*** DATA LISTING ***

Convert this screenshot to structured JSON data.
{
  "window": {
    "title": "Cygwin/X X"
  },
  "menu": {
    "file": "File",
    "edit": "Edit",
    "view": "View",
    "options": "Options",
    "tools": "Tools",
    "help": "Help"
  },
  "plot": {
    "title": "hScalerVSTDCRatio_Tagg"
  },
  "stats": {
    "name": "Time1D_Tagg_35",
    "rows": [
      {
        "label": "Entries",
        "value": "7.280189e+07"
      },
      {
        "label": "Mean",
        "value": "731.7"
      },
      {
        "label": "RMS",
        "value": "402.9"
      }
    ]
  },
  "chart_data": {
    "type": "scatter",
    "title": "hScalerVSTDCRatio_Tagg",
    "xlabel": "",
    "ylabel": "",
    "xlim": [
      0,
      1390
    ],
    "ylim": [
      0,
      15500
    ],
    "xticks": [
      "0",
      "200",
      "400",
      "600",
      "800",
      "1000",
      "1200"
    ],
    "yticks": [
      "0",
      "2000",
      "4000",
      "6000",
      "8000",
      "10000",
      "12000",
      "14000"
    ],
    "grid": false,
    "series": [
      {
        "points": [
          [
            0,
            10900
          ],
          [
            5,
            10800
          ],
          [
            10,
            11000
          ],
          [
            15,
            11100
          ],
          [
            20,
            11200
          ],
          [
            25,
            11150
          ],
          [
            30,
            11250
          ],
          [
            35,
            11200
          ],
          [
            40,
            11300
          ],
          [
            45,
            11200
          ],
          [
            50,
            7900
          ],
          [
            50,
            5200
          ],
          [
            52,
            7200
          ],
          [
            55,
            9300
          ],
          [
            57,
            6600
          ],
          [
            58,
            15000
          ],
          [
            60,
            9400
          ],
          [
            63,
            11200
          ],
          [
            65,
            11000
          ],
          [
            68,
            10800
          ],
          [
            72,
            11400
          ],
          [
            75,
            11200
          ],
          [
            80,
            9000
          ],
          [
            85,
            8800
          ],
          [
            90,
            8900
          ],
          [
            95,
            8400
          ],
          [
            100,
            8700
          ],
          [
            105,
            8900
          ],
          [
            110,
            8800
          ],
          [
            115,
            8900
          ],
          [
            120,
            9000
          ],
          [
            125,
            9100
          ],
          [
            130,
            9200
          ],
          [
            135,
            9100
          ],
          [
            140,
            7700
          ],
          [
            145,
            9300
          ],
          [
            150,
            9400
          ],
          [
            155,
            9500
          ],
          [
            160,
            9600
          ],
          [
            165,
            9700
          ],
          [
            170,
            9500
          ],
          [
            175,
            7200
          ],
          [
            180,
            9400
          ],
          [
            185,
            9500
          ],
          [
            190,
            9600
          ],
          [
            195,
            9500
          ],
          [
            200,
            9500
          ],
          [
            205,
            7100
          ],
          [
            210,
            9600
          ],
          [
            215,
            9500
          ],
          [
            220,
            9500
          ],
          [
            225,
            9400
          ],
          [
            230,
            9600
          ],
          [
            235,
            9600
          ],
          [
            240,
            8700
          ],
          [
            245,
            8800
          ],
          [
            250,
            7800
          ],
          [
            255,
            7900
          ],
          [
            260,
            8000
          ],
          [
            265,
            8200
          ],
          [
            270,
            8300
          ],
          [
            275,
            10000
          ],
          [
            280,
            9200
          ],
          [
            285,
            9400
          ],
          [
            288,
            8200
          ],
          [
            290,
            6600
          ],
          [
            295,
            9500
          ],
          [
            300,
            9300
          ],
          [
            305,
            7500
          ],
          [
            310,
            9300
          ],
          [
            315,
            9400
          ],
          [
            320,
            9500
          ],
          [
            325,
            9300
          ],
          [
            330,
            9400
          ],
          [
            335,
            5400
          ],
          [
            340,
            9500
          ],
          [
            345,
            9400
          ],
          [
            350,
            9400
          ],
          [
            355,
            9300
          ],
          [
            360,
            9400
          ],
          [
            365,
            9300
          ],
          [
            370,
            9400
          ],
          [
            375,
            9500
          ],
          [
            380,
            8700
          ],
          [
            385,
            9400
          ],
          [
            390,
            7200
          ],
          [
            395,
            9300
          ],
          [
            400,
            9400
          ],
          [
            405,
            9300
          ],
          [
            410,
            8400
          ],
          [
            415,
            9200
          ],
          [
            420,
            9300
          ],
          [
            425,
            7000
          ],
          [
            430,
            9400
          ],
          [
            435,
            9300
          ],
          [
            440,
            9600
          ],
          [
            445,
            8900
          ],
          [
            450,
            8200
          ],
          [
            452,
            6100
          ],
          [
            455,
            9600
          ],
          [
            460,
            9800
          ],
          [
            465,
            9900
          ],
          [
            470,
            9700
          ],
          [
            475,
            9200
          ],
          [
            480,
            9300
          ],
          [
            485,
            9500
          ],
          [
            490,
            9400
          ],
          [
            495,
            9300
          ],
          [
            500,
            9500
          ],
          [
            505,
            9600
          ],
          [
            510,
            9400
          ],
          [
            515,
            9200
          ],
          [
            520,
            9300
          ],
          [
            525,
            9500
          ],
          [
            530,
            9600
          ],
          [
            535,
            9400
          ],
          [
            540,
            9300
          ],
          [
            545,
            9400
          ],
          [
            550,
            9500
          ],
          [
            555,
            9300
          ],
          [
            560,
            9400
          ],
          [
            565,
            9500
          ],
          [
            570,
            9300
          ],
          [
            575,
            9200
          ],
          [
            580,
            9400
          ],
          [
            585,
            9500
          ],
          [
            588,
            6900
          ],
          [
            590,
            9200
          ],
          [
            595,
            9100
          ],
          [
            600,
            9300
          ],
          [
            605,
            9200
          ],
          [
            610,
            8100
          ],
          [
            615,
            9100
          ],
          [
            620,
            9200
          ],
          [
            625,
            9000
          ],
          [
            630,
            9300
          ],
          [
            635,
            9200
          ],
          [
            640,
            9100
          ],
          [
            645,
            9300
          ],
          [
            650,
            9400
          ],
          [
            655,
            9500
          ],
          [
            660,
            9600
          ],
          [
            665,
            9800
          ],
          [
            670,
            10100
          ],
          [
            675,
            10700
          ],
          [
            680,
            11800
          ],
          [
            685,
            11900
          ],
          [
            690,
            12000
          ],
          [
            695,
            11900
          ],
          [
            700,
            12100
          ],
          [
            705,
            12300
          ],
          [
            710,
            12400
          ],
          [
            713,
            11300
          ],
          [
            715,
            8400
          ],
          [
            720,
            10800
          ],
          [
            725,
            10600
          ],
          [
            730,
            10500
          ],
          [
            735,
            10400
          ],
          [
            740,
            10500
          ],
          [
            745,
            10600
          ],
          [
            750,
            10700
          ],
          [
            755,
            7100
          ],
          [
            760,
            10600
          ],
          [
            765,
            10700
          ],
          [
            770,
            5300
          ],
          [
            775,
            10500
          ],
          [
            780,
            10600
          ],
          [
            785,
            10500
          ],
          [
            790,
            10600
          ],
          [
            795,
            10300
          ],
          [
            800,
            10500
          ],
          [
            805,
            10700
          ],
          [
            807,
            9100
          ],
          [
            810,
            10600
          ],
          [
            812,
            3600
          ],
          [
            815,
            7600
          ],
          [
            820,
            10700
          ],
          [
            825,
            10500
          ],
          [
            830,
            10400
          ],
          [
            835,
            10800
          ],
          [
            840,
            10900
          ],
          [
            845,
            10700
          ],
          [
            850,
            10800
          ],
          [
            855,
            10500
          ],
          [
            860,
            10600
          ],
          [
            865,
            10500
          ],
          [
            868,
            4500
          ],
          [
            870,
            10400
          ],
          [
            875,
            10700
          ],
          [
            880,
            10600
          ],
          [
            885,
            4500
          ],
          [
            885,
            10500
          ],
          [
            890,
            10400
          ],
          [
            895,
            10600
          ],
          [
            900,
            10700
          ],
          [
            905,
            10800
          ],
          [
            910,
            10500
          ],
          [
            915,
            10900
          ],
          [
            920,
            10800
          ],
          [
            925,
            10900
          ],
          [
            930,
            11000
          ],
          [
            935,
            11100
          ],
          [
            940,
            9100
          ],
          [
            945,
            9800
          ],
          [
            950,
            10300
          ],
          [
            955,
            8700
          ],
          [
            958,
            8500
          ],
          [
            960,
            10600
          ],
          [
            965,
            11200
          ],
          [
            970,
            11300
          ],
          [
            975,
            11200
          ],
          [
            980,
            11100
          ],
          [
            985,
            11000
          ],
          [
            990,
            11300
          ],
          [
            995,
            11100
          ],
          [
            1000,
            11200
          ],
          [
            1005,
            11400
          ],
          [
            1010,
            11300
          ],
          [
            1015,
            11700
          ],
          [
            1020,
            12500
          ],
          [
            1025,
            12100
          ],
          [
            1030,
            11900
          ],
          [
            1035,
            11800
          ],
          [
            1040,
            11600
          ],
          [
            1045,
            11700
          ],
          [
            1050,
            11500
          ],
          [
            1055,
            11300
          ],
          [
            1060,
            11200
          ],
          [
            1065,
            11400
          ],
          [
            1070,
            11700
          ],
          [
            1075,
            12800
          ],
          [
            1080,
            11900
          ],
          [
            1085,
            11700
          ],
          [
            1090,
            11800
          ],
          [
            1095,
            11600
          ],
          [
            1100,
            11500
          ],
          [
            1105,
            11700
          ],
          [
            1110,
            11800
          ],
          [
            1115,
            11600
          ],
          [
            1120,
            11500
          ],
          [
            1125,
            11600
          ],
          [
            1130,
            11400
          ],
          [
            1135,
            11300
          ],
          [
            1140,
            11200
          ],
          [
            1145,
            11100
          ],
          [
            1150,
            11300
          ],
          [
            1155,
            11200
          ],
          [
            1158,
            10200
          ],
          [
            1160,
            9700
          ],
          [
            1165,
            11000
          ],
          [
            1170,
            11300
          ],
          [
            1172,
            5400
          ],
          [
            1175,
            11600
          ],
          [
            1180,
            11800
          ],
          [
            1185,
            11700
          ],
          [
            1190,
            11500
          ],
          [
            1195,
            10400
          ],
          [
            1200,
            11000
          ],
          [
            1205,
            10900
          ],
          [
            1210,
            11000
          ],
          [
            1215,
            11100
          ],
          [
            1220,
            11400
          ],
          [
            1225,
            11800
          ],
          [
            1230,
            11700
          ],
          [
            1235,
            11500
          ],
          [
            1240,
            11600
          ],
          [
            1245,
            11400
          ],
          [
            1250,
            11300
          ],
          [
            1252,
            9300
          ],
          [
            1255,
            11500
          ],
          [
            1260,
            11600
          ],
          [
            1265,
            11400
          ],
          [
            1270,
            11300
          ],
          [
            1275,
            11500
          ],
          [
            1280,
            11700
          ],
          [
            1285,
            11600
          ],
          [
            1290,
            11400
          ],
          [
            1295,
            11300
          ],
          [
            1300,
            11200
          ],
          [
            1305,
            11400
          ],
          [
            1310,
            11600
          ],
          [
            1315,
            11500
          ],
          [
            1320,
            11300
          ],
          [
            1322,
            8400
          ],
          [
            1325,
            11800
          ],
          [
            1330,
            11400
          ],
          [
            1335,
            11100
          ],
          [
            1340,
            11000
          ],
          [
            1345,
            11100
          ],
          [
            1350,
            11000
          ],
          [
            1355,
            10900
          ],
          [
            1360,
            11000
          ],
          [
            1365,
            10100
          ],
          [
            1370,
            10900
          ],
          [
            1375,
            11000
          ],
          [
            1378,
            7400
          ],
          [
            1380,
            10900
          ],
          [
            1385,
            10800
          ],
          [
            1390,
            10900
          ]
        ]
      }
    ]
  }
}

***
*** DATA LISTING ***

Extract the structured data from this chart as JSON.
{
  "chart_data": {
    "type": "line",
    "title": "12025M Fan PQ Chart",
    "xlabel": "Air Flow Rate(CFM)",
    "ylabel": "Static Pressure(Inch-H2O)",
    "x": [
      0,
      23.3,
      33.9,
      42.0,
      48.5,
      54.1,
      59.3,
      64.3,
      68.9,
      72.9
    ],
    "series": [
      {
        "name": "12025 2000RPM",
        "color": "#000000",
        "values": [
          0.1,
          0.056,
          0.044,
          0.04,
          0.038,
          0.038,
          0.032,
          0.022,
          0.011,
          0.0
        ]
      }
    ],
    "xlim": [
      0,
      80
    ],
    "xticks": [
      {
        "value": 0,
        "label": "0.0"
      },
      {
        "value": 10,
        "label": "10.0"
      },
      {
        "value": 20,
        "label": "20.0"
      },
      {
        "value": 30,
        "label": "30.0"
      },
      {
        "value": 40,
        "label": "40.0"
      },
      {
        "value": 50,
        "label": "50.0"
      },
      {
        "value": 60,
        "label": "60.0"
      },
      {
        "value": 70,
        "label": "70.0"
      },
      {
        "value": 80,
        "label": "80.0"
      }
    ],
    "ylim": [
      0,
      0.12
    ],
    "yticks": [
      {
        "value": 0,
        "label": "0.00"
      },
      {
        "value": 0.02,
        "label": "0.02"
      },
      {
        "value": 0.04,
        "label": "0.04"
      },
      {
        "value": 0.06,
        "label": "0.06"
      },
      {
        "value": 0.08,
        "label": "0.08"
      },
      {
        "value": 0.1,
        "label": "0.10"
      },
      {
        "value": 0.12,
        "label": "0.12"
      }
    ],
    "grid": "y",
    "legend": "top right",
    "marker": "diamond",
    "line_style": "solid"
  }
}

***

• WRITTEN PROBLEM:
From the data above, copy out every line with the string "JSON" in it.

• RESULT:
Convert this screenshot to structured JSON data.
Extract the structured data from this chart as JSON.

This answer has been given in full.